• Task to complete
Each line that holds the word "QiuQiu" counts once; give the total number of such lines and nothing else.

______

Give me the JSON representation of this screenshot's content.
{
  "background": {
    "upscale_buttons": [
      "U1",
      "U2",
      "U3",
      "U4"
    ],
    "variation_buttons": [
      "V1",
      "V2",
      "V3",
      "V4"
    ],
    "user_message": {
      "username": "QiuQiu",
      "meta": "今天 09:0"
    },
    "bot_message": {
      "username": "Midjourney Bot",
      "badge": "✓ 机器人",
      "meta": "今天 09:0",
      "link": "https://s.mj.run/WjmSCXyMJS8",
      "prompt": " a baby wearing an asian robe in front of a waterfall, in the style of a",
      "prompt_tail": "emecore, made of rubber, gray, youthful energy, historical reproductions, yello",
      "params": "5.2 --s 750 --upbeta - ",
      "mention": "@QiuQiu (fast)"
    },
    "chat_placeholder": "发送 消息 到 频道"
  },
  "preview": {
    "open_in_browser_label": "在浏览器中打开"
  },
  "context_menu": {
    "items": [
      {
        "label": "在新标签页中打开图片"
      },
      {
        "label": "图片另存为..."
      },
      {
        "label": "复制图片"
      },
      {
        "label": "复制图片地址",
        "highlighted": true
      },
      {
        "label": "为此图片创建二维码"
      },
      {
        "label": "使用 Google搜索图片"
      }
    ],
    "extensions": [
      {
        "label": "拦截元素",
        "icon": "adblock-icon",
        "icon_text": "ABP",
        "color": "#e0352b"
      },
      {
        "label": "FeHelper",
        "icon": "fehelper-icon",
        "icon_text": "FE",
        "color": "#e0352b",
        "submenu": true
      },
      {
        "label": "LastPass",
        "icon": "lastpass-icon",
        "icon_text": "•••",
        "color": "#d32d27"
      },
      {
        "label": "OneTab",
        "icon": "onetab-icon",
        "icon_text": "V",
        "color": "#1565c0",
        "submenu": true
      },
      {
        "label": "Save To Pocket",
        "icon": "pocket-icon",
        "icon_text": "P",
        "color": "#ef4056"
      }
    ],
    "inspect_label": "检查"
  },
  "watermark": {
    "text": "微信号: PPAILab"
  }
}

______

• Answer for this exercise
2